* begin Stored data *

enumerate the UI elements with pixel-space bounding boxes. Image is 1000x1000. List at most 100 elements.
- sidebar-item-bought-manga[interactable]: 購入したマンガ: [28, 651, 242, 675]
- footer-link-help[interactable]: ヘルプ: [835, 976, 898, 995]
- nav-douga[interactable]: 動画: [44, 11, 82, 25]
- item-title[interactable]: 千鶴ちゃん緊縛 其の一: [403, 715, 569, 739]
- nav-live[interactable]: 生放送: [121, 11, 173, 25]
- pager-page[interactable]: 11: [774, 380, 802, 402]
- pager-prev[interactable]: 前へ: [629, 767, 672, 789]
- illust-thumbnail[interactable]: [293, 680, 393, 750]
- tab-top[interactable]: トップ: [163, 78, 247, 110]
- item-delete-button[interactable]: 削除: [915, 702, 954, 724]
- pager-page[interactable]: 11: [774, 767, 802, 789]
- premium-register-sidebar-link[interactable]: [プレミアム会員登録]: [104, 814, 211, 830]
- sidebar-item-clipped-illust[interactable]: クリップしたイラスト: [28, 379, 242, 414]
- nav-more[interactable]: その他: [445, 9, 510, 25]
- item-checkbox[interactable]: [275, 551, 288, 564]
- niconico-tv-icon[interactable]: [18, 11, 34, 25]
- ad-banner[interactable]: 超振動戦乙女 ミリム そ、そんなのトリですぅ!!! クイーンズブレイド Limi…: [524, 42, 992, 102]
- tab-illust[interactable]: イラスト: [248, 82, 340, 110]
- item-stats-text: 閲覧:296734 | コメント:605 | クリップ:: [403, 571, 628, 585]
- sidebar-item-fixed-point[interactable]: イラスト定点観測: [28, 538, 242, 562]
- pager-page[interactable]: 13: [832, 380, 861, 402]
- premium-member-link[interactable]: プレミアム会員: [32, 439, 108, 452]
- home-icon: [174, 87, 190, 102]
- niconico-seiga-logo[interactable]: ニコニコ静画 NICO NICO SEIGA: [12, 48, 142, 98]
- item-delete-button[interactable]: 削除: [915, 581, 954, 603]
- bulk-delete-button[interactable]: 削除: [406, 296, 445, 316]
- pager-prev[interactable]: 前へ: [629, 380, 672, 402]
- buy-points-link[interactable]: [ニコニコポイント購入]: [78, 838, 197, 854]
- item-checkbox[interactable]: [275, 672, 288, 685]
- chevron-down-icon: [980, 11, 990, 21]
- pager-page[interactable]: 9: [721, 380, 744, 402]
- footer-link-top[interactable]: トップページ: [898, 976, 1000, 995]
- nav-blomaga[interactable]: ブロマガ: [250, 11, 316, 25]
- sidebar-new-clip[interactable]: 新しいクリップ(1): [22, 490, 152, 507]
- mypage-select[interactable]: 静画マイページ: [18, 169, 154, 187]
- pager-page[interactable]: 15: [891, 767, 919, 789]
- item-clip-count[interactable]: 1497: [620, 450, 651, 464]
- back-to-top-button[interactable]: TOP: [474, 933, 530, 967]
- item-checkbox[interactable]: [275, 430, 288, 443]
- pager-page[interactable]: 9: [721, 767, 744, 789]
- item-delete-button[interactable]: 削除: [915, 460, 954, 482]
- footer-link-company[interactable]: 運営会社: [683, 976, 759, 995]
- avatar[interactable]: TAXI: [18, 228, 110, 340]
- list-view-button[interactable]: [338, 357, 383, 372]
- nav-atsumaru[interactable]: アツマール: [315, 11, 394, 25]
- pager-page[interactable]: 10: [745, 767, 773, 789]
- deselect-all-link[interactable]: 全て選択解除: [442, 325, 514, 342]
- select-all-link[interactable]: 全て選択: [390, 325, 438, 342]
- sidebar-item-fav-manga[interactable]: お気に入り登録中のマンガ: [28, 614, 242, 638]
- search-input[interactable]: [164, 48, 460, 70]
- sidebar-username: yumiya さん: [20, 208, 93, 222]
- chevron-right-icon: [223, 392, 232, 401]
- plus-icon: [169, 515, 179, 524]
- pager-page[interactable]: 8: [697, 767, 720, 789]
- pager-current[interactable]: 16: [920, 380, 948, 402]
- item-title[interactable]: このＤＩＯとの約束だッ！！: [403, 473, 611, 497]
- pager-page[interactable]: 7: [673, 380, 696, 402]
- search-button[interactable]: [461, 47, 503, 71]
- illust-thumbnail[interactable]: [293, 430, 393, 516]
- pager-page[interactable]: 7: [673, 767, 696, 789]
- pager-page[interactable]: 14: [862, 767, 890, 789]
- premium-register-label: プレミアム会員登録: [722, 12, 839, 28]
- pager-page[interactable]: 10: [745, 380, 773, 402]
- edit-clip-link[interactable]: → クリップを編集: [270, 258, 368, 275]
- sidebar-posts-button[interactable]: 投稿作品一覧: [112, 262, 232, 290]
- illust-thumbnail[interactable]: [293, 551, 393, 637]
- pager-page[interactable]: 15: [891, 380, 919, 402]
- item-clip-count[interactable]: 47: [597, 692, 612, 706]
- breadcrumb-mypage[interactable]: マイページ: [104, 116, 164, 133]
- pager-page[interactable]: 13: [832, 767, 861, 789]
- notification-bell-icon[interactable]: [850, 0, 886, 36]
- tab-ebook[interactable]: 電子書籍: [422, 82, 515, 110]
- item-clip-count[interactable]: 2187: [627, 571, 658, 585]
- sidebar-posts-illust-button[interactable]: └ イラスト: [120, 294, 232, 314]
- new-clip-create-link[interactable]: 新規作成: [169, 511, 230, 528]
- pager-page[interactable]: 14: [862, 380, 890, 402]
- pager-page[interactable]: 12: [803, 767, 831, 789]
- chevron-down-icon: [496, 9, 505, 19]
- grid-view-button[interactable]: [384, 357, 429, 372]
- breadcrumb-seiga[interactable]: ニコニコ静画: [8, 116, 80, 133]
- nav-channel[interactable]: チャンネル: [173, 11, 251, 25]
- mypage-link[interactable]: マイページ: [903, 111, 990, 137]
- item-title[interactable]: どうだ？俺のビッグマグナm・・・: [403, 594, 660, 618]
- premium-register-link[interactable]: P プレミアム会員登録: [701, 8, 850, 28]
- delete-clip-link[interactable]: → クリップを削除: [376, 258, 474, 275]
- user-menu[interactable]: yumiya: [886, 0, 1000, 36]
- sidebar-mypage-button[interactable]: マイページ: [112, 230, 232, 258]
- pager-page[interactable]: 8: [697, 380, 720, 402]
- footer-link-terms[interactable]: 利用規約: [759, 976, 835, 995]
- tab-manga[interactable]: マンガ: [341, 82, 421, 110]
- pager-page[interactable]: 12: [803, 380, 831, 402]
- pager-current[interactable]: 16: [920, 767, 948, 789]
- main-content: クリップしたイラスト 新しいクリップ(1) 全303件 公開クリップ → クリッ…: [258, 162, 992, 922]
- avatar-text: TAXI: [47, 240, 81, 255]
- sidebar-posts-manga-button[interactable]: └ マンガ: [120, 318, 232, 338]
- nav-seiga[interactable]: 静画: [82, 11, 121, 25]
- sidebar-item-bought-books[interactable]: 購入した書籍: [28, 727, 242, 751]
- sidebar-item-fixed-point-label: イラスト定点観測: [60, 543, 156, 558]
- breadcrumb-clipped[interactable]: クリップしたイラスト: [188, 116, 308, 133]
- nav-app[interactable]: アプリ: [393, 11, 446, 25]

* end Stored data *

> _Aim_:
Edit the rows above so that each "pager-page" becomes "pagination-page", leaving everything else unchanged.

> _Full output_:
enumerate the UI elements with pixel-space bounding boxes. Image is 1000x1000. List at most 100 elements.
- sidebar-item-bought-manga[interactable]: 購入したマンガ: [28, 651, 242, 675]
- footer-link-help[interactable]: ヘルプ: [835, 976, 898, 995]
- nav-douga[interactable]: 動画: [44, 11, 82, 25]
- item-title[interactable]: 千鶴ちゃん緊縛 其の一: [403, 715, 569, 739]
- nav-live[interactable]: 生放送: [121, 11, 173, 25]
- pagination-page[interactable]: 11: [774, 380, 802, 402]
- pager-prev[interactable]: 前へ: [629, 767, 672, 789]
- illust-thumbnail[interactable]: [293, 680, 393, 750]
- tab-top[interactable]: トップ: [163, 78, 247, 110]
- item-delete-button[interactable]: 削除: [915, 702, 954, 724]
- pagination-page[interactable]: 11: [774, 767, 802, 789]
- premium-register-sidebar-link[interactable]: [プレミアム会員登録]: [104, 814, 211, 830]
- sidebar-item-clipped-illust[interactable]: クリップしたイラスト: [28, 379, 242, 414]
- nav-more[interactable]: その他: [445, 9, 510, 25]
- item-checkbox[interactable]: [275, 551, 288, 564]
- niconico-tv-icon[interactable]: [18, 11, 34, 25]
- ad-banner[interactable]: 超振動戦乙女 ミリム そ、そんなのトリですぅ!!! クイーンズブレイド Limi…: [524, 42, 992, 102]
- tab-illust[interactable]: イラスト: [248, 82, 340, 110]
- item-stats-text: 閲覧:296734 | コメント:605 | クリップ:: [403, 571, 628, 585]
- sidebar-item-fixed-point[interactable]: イラスト定点観測: [28, 538, 242, 562]
- pagination-page[interactable]: 13: [832, 380, 861, 402]
- premium-member-link[interactable]: プレミアム会員: [32, 439, 108, 452]
- home-icon: [174, 87, 190, 102]
- niconico-seiga-logo[interactable]: ニコニコ静画 NICO NICO SEIGA: [12, 48, 142, 98]
- item-delete-button[interactable]: 削除: [915, 581, 954, 603]
- bulk-delete-button[interactable]: 削除: [406, 296, 445, 316]
- pager-prev[interactable]: 前へ: [629, 380, 672, 402]
- buy-points-link[interactable]: [ニコニコポイント購入]: [78, 838, 197, 854]
- item-checkbox[interactable]: [275, 672, 288, 685]
- chevron-down-icon: [980, 11, 990, 21]
- pagination-page[interactable]: 9: [721, 380, 744, 402]
- footer-link-top[interactable]: トップページ: [898, 976, 1000, 995]
- nav-blomaga[interactable]: ブロマガ: [250, 11, 316, 25]
- sidebar-new-clip[interactable]: 新しいクリップ(1): [22, 490, 152, 507]
- mypage-select[interactable]: 静画マイページ: [18, 169, 154, 187]
- pagination-page[interactable]: 15: [891, 767, 919, 789]
- item-clip-count[interactable]: 1497: [620, 450, 651, 464]
- back-to-top-button[interactable]: TOP: [474, 933, 530, 967]
- item-checkbox[interactable]: [275, 430, 288, 443]
- pagination-page[interactable]: 9: [721, 767, 744, 789]
- item-delete-button[interactable]: 削除: [915, 460, 954, 482]
- footer-link-company[interactable]: 運営会社: [683, 976, 759, 995]
- avatar[interactable]: TAXI: [18, 228, 110, 340]
- list-view-button[interactable]: [338, 357, 383, 372]
- nav-atsumaru[interactable]: アツマール: [315, 11, 394, 25]
- pagination-page[interactable]: 10: [745, 767, 773, 789]
- deselect-all-link[interactable]: 全て選択解除: [442, 325, 514, 342]
- select-all-link[interactable]: 全て選択: [390, 325, 438, 342]
- sidebar-item-fav-manga[interactable]: お気に入り登録中のマンガ: [28, 614, 242, 638]
- search-input[interactable]: [164, 48, 460, 70]
- sidebar-username: yumiya さん: [20, 208, 93, 222]
- chevron-right-icon: [223, 392, 232, 401]
- plus-icon: [169, 515, 179, 524]
- pagination-page[interactable]: 8: [697, 767, 720, 789]
- pager-current[interactable]: 16: [920, 380, 948, 402]
- item-title[interactable]: このＤＩＯとの約束だッ！！: [403, 473, 611, 497]
- pagination-page[interactable]: 7: [673, 380, 696, 402]
- search-button[interactable]: [461, 47, 503, 71]
- illust-thumbnail[interactable]: [293, 430, 393, 516]
- pagination-page[interactable]: 7: [673, 767, 696, 789]
- pagination-page[interactable]: 14: [862, 767, 890, 789]
- premium-register-label: プレミアム会員登録: [722, 12, 839, 28]
- pagination-page[interactable]: 10: [745, 380, 773, 402]
- edit-clip-link[interactable]: → クリップを編集: [270, 258, 368, 275]
- sidebar-posts-button[interactable]: 投稿作品一覧: [112, 262, 232, 290]
- illust-thumbnail[interactable]: [293, 551, 393, 637]
- pagination-page[interactable]: 15: [891, 380, 919, 402]
- item-clip-count[interactable]: 47: [597, 692, 612, 706]
- breadcrumb-mypage[interactable]: マイページ: [104, 116, 164, 133]
- pagination-page[interactable]: 13: [832, 767, 861, 789]
- notification-bell-icon[interactable]: [850, 0, 886, 36]
- tab-ebook[interactable]: 電子書籍: [422, 82, 515, 110]
- item-clip-count[interactable]: 2187: [627, 571, 658, 585]
- sidebar-posts-illust-button[interactable]: └ イラスト: [120, 294, 232, 314]
- new-clip-create-link[interactable]: 新規作成: [169, 511, 230, 528]
- pagination-page[interactable]: 14: [862, 380, 890, 402]
- pagination-page[interactable]: 12: [803, 767, 831, 789]
- chevron-down-icon: [496, 9, 505, 19]
- grid-view-button[interactable]: [384, 357, 429, 372]
- breadcrumb-seiga[interactable]: ニコニコ静画: [8, 116, 80, 133]
- nav-channel[interactable]: チャンネル: [173, 11, 251, 25]
- mypage-link[interactable]: マイページ: [903, 111, 990, 137]
- item-title[interactable]: どうだ？俺のビッグマグナm・・・: [403, 594, 660, 618]
- premium-register-link[interactable]: P プレミアム会員登録: [701, 8, 850, 28]
- delete-clip-link[interactable]: → クリップを削除: [376, 258, 474, 275]
- user-menu[interactable]: yumiya: [886, 0, 1000, 36]
- sidebar-mypage-button[interactable]: マイページ: [112, 230, 232, 258]
- pagination-page[interactable]: 8: [697, 380, 720, 402]
- footer-link-terms[interactable]: 利用規約: [759, 976, 835, 995]
- tab-manga[interactable]: マンガ: [341, 82, 421, 110]
- pagination-page[interactable]: 12: [803, 380, 831, 402]
- pager-current[interactable]: 16: [920, 767, 948, 789]
- main-content: クリップしたイラスト 新しいクリップ(1) 全303件 公開クリップ → クリッ…: [258, 162, 992, 922]
- avatar-text: TAXI: [47, 240, 81, 255]
- sidebar-posts-manga-button[interactable]: └ マンガ: [120, 318, 232, 338]
- nav-seiga[interactable]: 静画: [82, 11, 121, 25]
- sidebar-item-bought-books[interactable]: 購入した書籍: [28, 727, 242, 751]
- sidebar-item-fixed-point-label: イラスト定点観測: [60, 543, 156, 558]
- breadcrumb-clipped[interactable]: クリップしたイラスト: [188, 116, 308, 133]
- nav-app[interactable]: アプリ: [393, 11, 446, 25]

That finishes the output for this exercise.